• EXERCISE REQUIREMENTS: Return each entry exactly, omitting nothing.

(Stored items)
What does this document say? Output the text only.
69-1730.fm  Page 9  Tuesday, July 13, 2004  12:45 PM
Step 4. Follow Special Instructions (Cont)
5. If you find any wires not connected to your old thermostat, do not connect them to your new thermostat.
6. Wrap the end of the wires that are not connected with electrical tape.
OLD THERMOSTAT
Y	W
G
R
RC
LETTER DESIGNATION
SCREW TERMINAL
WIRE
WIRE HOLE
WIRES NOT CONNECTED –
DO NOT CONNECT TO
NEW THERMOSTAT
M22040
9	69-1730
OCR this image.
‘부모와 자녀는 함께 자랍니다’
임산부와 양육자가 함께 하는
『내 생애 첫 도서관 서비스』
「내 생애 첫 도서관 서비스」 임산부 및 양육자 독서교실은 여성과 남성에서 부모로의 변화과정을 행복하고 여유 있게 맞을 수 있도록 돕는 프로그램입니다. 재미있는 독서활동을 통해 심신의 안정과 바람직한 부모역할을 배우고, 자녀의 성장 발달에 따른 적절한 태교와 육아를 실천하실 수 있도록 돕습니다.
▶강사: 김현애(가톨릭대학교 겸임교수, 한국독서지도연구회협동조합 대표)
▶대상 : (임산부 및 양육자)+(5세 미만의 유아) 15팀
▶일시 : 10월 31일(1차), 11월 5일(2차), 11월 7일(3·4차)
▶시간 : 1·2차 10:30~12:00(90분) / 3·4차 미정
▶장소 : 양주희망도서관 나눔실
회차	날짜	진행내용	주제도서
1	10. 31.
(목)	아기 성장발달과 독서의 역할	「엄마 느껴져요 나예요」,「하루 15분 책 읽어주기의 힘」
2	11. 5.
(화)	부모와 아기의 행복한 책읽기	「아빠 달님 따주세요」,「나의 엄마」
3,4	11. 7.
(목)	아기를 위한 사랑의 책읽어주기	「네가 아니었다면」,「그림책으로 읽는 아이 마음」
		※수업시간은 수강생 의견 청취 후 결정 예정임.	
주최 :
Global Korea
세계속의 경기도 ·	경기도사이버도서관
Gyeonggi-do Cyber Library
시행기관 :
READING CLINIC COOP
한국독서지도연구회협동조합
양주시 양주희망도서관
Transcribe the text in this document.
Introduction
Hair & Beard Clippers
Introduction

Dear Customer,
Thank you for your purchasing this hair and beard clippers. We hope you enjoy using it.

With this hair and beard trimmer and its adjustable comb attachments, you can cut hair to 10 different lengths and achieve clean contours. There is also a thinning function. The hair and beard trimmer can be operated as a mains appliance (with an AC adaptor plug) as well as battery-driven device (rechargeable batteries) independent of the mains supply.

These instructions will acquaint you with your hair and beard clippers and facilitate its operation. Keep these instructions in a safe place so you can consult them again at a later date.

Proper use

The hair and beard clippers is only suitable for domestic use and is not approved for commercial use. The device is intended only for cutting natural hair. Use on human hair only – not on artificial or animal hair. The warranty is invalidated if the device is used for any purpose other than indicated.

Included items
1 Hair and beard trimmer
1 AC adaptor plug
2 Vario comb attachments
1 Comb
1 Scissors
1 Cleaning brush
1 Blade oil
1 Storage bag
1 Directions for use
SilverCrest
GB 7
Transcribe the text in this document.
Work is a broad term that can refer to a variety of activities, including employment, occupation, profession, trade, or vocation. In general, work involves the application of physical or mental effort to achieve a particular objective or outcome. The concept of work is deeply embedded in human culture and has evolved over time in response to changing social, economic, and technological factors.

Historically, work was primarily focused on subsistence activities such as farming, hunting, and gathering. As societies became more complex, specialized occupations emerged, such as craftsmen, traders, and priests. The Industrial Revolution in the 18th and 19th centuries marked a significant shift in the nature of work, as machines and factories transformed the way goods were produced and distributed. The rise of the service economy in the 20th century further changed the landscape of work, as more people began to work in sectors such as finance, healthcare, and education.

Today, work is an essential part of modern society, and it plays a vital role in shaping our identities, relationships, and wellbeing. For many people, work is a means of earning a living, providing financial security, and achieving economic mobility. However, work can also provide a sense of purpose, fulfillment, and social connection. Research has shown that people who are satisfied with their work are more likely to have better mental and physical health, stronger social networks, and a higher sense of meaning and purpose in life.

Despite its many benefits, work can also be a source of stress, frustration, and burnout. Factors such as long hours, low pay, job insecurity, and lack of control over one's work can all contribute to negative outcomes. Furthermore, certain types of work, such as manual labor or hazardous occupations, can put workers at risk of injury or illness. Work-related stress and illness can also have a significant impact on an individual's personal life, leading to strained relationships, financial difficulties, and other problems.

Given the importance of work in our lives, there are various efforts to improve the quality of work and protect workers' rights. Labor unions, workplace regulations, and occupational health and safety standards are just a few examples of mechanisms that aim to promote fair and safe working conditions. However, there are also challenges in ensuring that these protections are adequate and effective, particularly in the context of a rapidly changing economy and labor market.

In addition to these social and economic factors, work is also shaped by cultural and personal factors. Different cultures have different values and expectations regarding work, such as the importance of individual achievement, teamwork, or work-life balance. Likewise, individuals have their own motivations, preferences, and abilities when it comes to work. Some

• FINISHED ANSWER:
What does this document say? Output the text only.
69-1730.fm  Page 9  Tuesday, July 13, 2004  12:45 PM
Step 4. Follow Special Instructions (Cont)
5. If you find any wires not connected to your old thermostat, do not connect them to your new thermostat.
6. Wrap the end of the wires that are not connected with electrical tape.
OLD THERMOSTAT
Y	W
G
R
RC
LETTER DESIGNATION
SCREW TERMINAL
WIRE
WIRE HOLE
WIRES NOT CONNECTED –
DO NOT CONNECT TO
NEW THERMOSTAT
M22040
9	69-1730
OCR this image.
‘부모와 자녀는 함께 자랍니다’
임산부와 양육자가 함께 하는
『내 생애 첫 도서관 서비스』
「내 생애 첫 도서관 서비스」 임산부 및 양육자 독서교실은 여성과 남성에서 부모로의 변화과정을 행복하고 여유 있게 맞을 수 있도록 돕는 프로그램입니다. 재미있는 독서활동을 통해 심신의 안정과 바람직한 부모역할을 배우고, 자녀의 성장 발달에 따른 적절한 태교와 육아를 실천하실 수 있도록 돕습니다.
▶강사: 김현애(가톨릭대학교 겸임교수, 한국독서지도연구회협동조합 대표)
▶대상 : (임산부 및 양육자)+(5세 미만의 유아) 15팀
▶일시 : 10월 31일(1차), 11월 5일(2차), 11월 7일(3·4차)
▶시간 : 1·2차 10:30~12:00(90분) / 3·4차 미정
▶장소 : 양주희망도서관 나눔실
회차	날짜	진행내용	주제도서
1	10. 31.
(목)	아기 성장발달과 독서의 역할	「엄마 느껴져요 나예요」,「하루 15분 책 읽어주기의 힘」
2	11. 5.
(화)	부모와 아기의 행복한 책읽기	「아빠 달님 따주세요」,「나의 엄마」
3,4	11. 7.
(목)	아기를 위한 사랑의 책읽어주기	「네가 아니었다면」,「그림책으로 읽는 아이 마음」
		※수업시간은 수강생 의견 청취 후 결정 예정임.	
주최 :
Global Korea
세계속의 경기도 ·	경기도사이버도서관
Gyeonggi-do Cyber Library
시행기관 :
READING CLINIC COOP
한국독서지도연구회협동조합
양주시 양주희망도서관
Transcribe the text in this document.
Introduction
Hair & Beard Clippers
Introduction

Dear Customer,
Thank you for your purchasing this hair and beard clippers. We hope you enjoy using it.

With this hair and beard trimmer and its adjustable comb attachments, you can cut hair to 10 different lengths and achieve clean contours. There is also a thinning function. The hair and beard trimmer can be operated as a mains appliance (with an AC adaptor plug) as well as battery-driven device (rechargeable batteries) independent of the mains supply.

These instructions will acquaint you with your hair and beard clippers and facilitate its operation. Keep these instructions in a safe place so you can consult them again at a later date.

Proper use

The hair and beard clippers is only suitable for domestic use and is not approved for commercial use. The device is intended only for cutting natural hair. Use on human hair only – not on artificial or animal hair. The warranty is invalidated if the device is used for any purpose other than indicated.

Included items
1 Hair and beard trimmer
1 AC adaptor plug
2 Vario comb attachments
1 Comb
1 Scissors
1 Cleaning brush
1 Blade oil
1 Storage bag
1 Directions for use
SilverCrest
GB 7
Transcribe the text in this document.
Work is a broad term that can refer to a variety of activities, including employment, occupation, profession, trade, or vocation. In general, work involves the application of physical or mental effort to achieve a particular objective or outcome. The concept of work is deeply embedded in human culture and has evolved over time in response to changing social, economic, and technological factors.

Historically, work was primarily focused on subsistence activities such as farming, hunting, and gathering. As societies became more complex, specialized occupations emerged, such as craftsmen, traders, and priests. The Industrial Revolution in the 18th and 19th centuries marked a significant shift in the nature of work, as machines and factories transformed the way goods were produced and distributed. The rise of the service economy in the 20th century further changed the landscape of work, as more people began to work in sectors such as finance, healthcare, and education.

Today, work is an essential part of modern society, and it plays a vital role in shaping our identities, relationships, and wellbeing. For many people, work is a means of earning a living, providing financial security, and achieving economic mobility. However, work can also provide a sense of purpose, fulfillment, and social connection. Research has shown that people who are satisfied with their work are more likely to have better mental and physical health, stronger social networks, and a higher sense of meaning and purpose in life.

Despite its many benefits, work can also be a source of stress, frustration, and burnout. Factors such as long hours, low pay, job insecurity, and lack of control over one's work can all contribute to negative outcomes. Furthermore, certain types of work, such as manual labor or hazardous occupations, can put workers at risk of injury or illness. Work-related stress and illness can also have a significant impact on an individual's personal life, leading to strained relationships, financial difficulties, and other problems.

Given the importance of work in our lives, there are various efforts to improve the quality of work and protect workers' rights. Labor unions, workplace regulations, and occupational health and safety standards are just a few examples of mechanisms that aim to promote fair and safe working conditions. However, there are also challenges in ensuring that these protections are adequate and effective, particularly in the context of a rapidly changing economy and labor market.

In addition to these social and economic factors, work is also shaped by cultural and personal factors. Different cultures have different values and expectations regarding work, such as the importance of individual achievement, teamwork, or work-life balance. Likewise, individuals have their own motivations, preferences, and abilities when it comes to work. Some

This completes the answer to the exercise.